__Do this__: Skip any picture you find and retype all the remaining lines exactly.

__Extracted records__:
+++++

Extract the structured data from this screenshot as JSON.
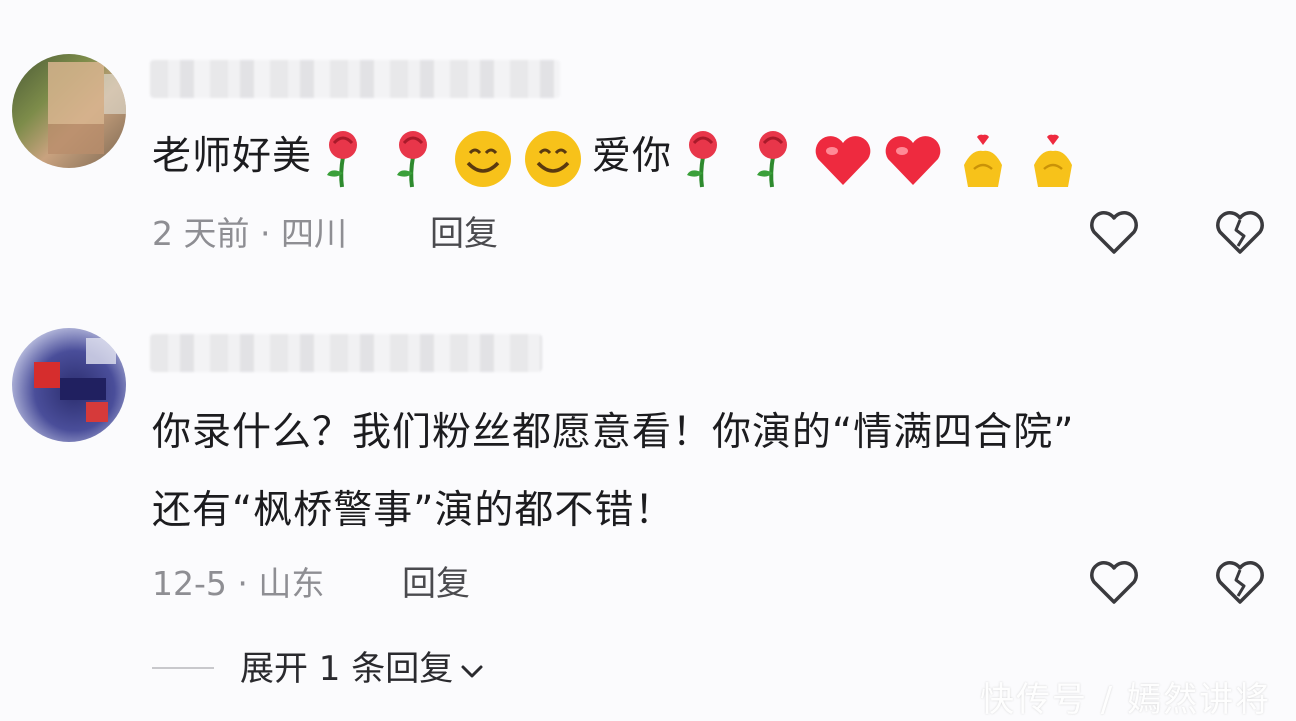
{
  "comments": [
    {
      "text": "老师好美",
      "text_2": "爱你",
      "emojis_a": [
        "rose-icon",
        "rose-icon",
        "smile-icon",
        "smile-icon"
      ],
      "emojis_b": [
        "rose-icon",
        "rose-icon",
        "heart-icon",
        "heart-icon",
        "finger-heart-icon",
        "finger-heart-icon"
      ],
      "time_location": "2 天前 · 四川",
      "reply_label": "回复"
    },
    {
      "text_line1": "你录什么？我们粉丝都愿意看！你演的“情满四合院”",
      "text_line2": "还有“枫桥警事”演的都不错！",
      "time_location": "12-5 · 山东",
      "reply_label": "回复"
    }
  ],
  "expand_label": "展开 1 条回复",
  "watermark": "快传号 / 嫣然讲将",
  "colors": {
    "heart": "#ee2a3f",
    "rose": "#e8364a",
    "emoji_yellow": "#f7c21a",
    "meta_gray": "#8e8e93"
  }
}
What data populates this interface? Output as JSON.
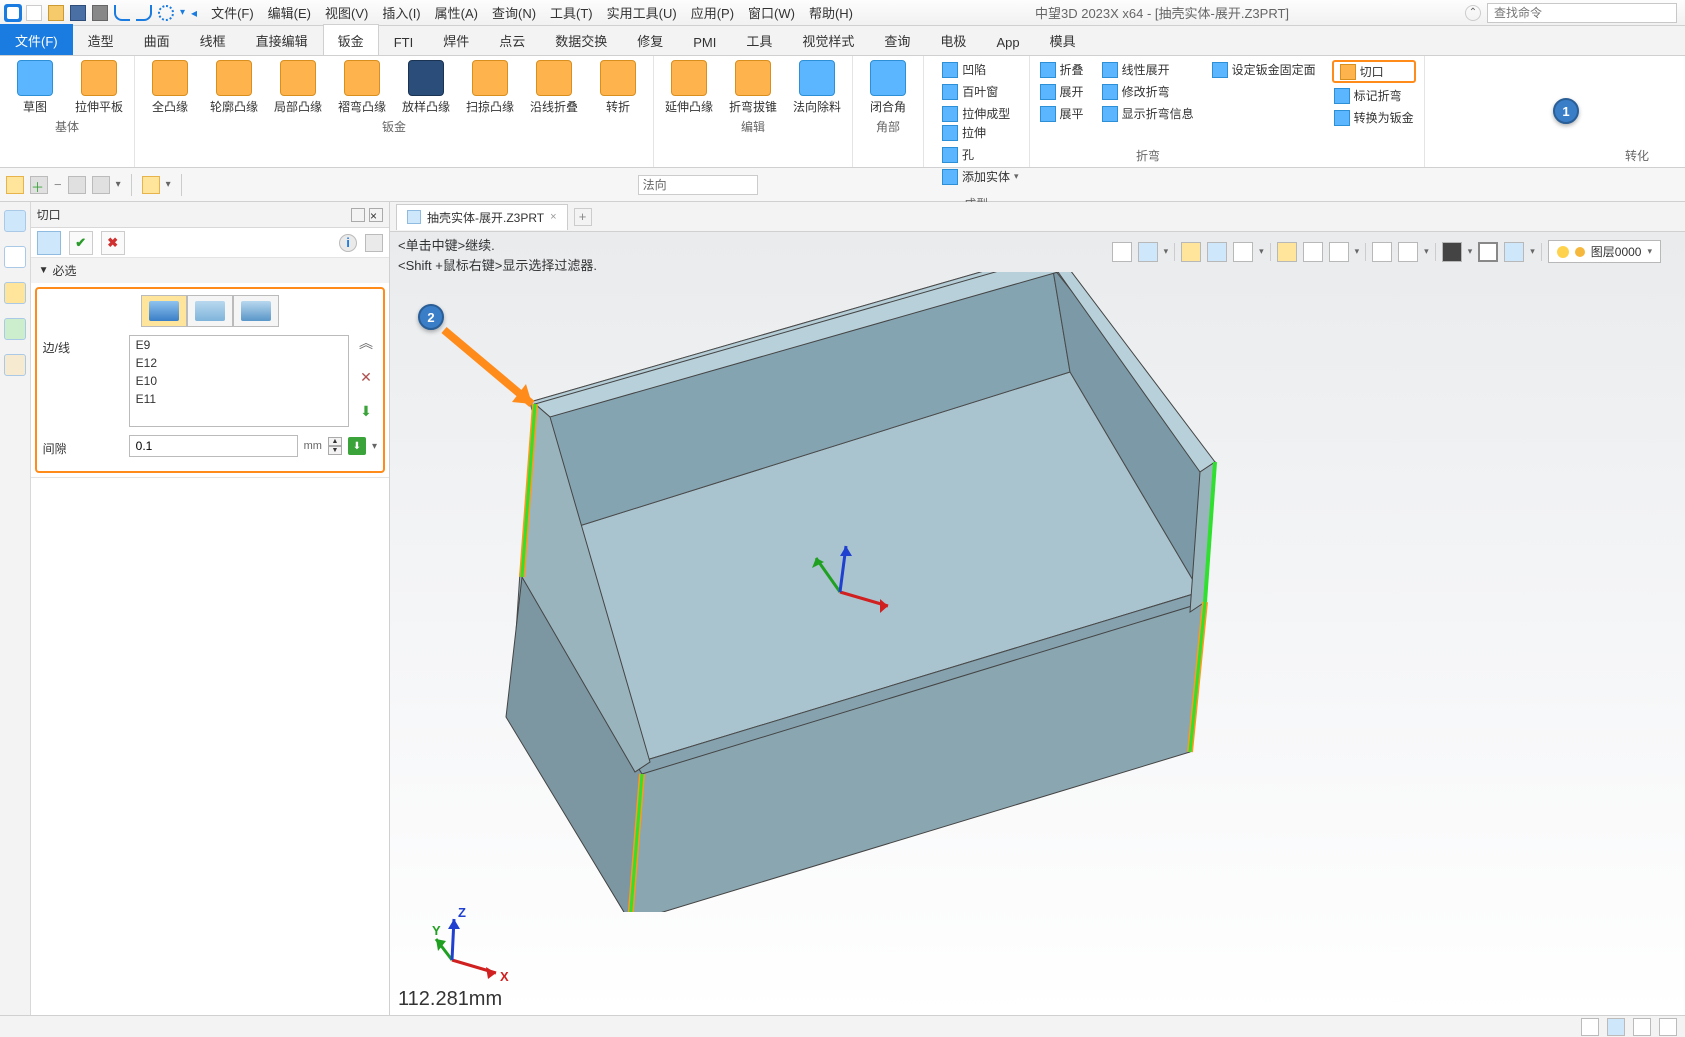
{
  "app_title": "中望3D 2023X x64 - [抽壳实体-展开.Z3PRT]",
  "search_placeholder": "查找命令",
  "menus": [
    "文件(F)",
    "编辑(E)",
    "视图(V)",
    "插入(I)",
    "属性(A)",
    "查询(N)",
    "工具(T)",
    "实用工具(U)",
    "应用(P)",
    "窗口(W)",
    "帮助(H)"
  ],
  "ribbon_tabs": [
    "文件(F)",
    "造型",
    "曲面",
    "线框",
    "直接编辑",
    "钣金",
    "FTI",
    "焊件",
    "点云",
    "数据交换",
    "修复",
    "PMI",
    "工具",
    "视觉样式",
    "查询",
    "电极",
    "App",
    "模具"
  ],
  "ribbon_active": 5,
  "ribbon": {
    "g1": {
      "items": [
        "草图",
        "拉伸平板"
      ],
      "caption": "基体"
    },
    "g2": {
      "items": [
        "全凸缘",
        "轮廓凸缘",
        "局部凸缘",
        "褶弯凸缘",
        "放样凸缘",
        "扫掠凸缘",
        "沿线折叠",
        "转折"
      ],
      "caption": "钣金"
    },
    "g3": {
      "items": [
        "延伸凸缘",
        "折弯拔锥",
        "法向除料"
      ],
      "caption": "编辑"
    },
    "g4": {
      "items": [
        "闭合角"
      ],
      "caption": "角部"
    },
    "g5": {
      "rowA": [
        "凹陷",
        "拉伸"
      ],
      "rowB": [
        "百叶窗",
        "孔"
      ],
      "rowC": [
        "拉伸成型",
        "添加实体"
      ],
      "caption": "成型"
    },
    "g6": {
      "rowA": [
        "折叠",
        "线性展开",
        "设定钣金固定面",
        "切口"
      ],
      "rowB": [
        "展开",
        "修改折弯",
        "",
        "标记折弯"
      ],
      "rowC": [
        "展平",
        "显示折弯信息",
        "",
        "转换为钣金"
      ],
      "caption": "折弯",
      "caption2": "转化"
    }
  },
  "sub_direction": "法向",
  "panel": {
    "title": "切口",
    "section": "必选",
    "edgelabel": "边/线",
    "edges": [
      "E9",
      "E12",
      "E10",
      "E11"
    ],
    "gaplabel": "间隙",
    "gapvalue": "0.1",
    "gapunit": "mm"
  },
  "doc_tab": "抽壳实体-展开.Z3PRT",
  "hint1": "<单击中键>继续.",
  "hint2": "<Shift +鼠标右键>显示选择过滤器.",
  "layer": "图层0000",
  "coord": "112.281mm",
  "callouts": {
    "one": "1",
    "two": "2"
  }
}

+++++

__Complete output__:
Extract the structured data from this screenshot as JSON.
{
  "comments": [
    {
      "text": "老师好美",
      "text_2": "爱你",
      "emojis_a": [
        "rose-icon",
        "rose-icon",
        "smile-icon",
        "smile-icon"
      ],
      "emojis_b": [
        "rose-icon",
        "rose-icon",
        "heart-icon",
        "heart-icon",
        "finger-heart-icon",
        "finger-heart-icon"
      ],
      "time_location": "2 天前 · 四川",
      "reply_label": "回复"
    },
    {
      "text_line1": "你录什么？我们粉丝都愿意看！你演的“情满四合院”",
      "text_line2": "还有“枫桥警事”演的都不错！",
      "time_location": "12-5 · 山东",
      "reply_label": "回复"
    }
  ],
  "expand_label": "展开 1 条回复",
  "watermark": "快传号 / 嫣然讲将",
  "colors": {
    "heart": "#ee2a3f",
    "rose": "#e8364a",
    "emoji_yellow": "#f7c21a",
    "meta_gray": "#8e8e93"
  }
}
What data populates this interface? Output as JSON.
{
  "app_title": "中望3D 2023X x64 - [抽壳实体-展开.Z3PRT]",
  "search_placeholder": "查找命令",
  "menus": [
    "文件(F)",
    "编辑(E)",
    "视图(V)",
    "插入(I)",
    "属性(A)",
    "查询(N)",
    "工具(T)",
    "实用工具(U)",
    "应用(P)",
    "窗口(W)",
    "帮助(H)"
  ],
  "ribbon_tabs": [
    "文件(F)",
    "造型",
    "曲面",
    "线框",
    "直接编辑",
    "钣金",
    "FTI",
    "焊件",
    "点云",
    "数据交换",
    "修复",
    "PMI",
    "工具",
    "视觉样式",
    "查询",
    "电极",
    "App",
    "模具"
  ],
  "ribbon_active": 5,
  "ribbon": {
    "g1": {
      "items": [
        "草图",
        "拉伸平板"
      ],
      "caption": "基体"
    },
    "g2": {
      "items": [
        "全凸缘",
        "轮廓凸缘",
        "局部凸缘",
        "褶弯凸缘",
        "放样凸缘",
        "扫掠凸缘",
        "沿线折叠",
        "转折"
      ],
      "caption": "钣金"
    },
    "g3": {
      "items": [
        "延伸凸缘",
        "折弯拔锥",
        "法向除料"
      ],
      "caption": "编辑"
    },
    "g4": {
      "items": [
        "闭合角"
      ],
      "caption": "角部"
    },
    "g5": {
      "rowA": [
        "凹陷",
        "拉伸"
      ],
      "rowB": [
        "百叶窗",
        "孔"
      ],
      "rowC": [
        "拉伸成型",
        "添加实体"
      ],
      "caption": "成型"
    },
    "g6": {
      "rowA": [
        "折叠",
        "线性展开",
        "设定钣金固定面",
        "切口"
      ],
      "rowB": [
        "展开",
        "修改折弯",
        "",
        "标记折弯"
      ],
      "rowC": [
        "展平",
        "显示折弯信息",
        "",
        "转换为钣金"
      ],
      "caption": "折弯",
      "caption2": "转化"
    }
  },
  "sub_direction": "法向",
  "panel": {
    "title": "切口",
    "section": "必选",
    "edgelabel": "边/线",
    "edges": [
      "E9",
      "E12",
      "E10",
      "E11"
    ],
    "gaplabel": "间隙",
    "gapvalue": "0.1",
    "gapunit": "mm"
  },
  "doc_tab": "抽壳实体-展开.Z3PRT",
  "hint1": "<单击中键>继续.",
  "hint2": "<Shift +鼠标右键>显示选择过滤器.",
  "layer": "图层0000",
  "coord": "112.281mm",
  "callouts": {
    "one": "1",
    "two": "2"
  }
}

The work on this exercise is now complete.